• PROBLEM REQUIREMENTS
Below is a block of records; repeat each one exactly.

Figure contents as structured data
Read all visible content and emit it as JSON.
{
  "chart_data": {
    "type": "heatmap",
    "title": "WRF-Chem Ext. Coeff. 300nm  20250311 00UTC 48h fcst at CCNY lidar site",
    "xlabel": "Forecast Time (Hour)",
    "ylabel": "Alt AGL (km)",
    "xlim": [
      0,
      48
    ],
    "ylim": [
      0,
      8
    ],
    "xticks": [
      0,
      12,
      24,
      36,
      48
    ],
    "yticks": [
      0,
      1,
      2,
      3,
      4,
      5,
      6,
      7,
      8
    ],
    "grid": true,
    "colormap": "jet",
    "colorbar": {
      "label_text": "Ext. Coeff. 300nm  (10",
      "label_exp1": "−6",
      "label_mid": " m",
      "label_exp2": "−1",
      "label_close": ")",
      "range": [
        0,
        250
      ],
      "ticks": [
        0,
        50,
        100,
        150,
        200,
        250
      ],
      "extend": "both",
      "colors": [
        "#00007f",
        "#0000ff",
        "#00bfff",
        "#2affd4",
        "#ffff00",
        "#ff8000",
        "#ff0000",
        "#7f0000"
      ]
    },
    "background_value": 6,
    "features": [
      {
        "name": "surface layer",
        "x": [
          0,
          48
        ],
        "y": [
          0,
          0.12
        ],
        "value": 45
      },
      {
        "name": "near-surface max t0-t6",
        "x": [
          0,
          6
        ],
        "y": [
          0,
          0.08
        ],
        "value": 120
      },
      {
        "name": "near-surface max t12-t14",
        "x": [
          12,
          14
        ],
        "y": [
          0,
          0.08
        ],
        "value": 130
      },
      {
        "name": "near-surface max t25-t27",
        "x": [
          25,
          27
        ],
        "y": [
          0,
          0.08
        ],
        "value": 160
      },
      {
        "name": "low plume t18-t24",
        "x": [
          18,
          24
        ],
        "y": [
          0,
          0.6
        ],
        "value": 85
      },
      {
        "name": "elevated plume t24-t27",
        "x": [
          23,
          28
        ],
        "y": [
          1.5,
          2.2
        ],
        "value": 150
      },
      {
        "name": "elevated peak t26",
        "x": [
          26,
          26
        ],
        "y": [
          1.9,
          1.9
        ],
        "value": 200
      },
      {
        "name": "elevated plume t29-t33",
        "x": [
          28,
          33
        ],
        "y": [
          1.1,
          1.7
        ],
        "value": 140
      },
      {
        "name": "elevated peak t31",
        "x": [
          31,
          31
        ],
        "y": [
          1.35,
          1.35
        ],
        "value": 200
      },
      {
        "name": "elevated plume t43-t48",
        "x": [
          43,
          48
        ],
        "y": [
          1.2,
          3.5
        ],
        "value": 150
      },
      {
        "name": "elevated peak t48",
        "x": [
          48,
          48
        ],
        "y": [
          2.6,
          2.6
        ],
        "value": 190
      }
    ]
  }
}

• CORRECT RESPONSE
Read all visible content and emit it as JSON.
{
  "chart_data": {
    "type": "heatmap",
    "title": "WRF-Chem Ext. Coeff. 300nm  20250311 00UTC 48h fcst at CCNY lidar site",
    "xlabel": "Forecast Time (Hour)",
    "ylabel": "Alt AGL (km)",
    "xlim": [
      0,
      48
    ],
    "ylim": [
      0,
      8
    ],
    "xticks": [
      0,
      12,
      24,
      36,
      48
    ],
    "yticks": [
      0,
      1,
      2,
      3,
      4,
      5,
      6,
      7,
      8
    ],
    "grid": true,
    "colormap": "jet",
    "colorbar": {
      "label_text": "Ext. Coeff. 300nm  (10",
      "label_exp1": "−6",
      "label_mid": " m",
      "label_exp2": "−1",
      "label_close": ")",
      "range": [
        0,
        250
      ],
      "ticks": [
        0,
        50,
        100,
        150,
        200,
        250
      ],
      "extend": "both",
      "colors": [
        "#00007f",
        "#0000ff",
        "#00bfff",
        "#2affd4",
        "#ffff00",
        "#ff8000",
        "#ff0000",
        "#7f0000"
      ]
    },
    "background_value": 6,
    "features": [
      {
        "name": "surface layer",
        "x": [
          0,
          48
        ],
        "y": [
          0,
          0.12
        ],
        "value": 45
      },
      {
        "name": "near-surface max t0-t6",
        "x": [
          0,
          6
        ],
        "y": [
          0,
          0.08
        ],
        "value": 120
      },
      {
        "name": "near-surface max t12-t14",
        "x": [
          12,
          14
        ],
        "y": [
          0,
          0.08
        ],
        "value": 130
      },
      {
        "name": "near-surface max t25-t27",
        "x": [
          25,
          27
        ],
        "y": [
          0,
          0.08
        ],
        "value": 160
      },
      {
        "name": "low plume t18-t24",
        "x": [
          18,
          24
        ],
        "y": [
          0,
          0.6
        ],
        "value": 85
      },
      {
        "name": "elevated plume t24-t27",
        "x": [
          23,
          28
        ],
        "y": [
          1.5,
          2.2
        ],
        "value": 150
      },
      {
        "name": "elevated peak t26",
        "x": [
          26,
          26
        ],
        "y": [
          1.9,
          1.9
        ],
        "value": 200
      },
      {
        "name": "elevated plume t29-t33",
        "x": [
          28,
          33
        ],
        "y": [
          1.1,
          1.7
        ],
        "value": 140
      },
      {
        "name": "elevated peak t31",
        "x": [
          31,
          31
        ],
        "y": [
          1.35,
          1.35
        ],
        "value": 200
      },
      {
        "name": "elevated plume t43-t48",
        "x": [
          43,
          48
        ],
        "y": [
          1.2,
          3.5
        ],
        "value": 150
      },
      {
        "name": "elevated peak t48",
        "x": [
          48,
          48
        ],
        "y": [
          2.6,
          2.6
        ],
        "value": 190
      }
    ]
  }
}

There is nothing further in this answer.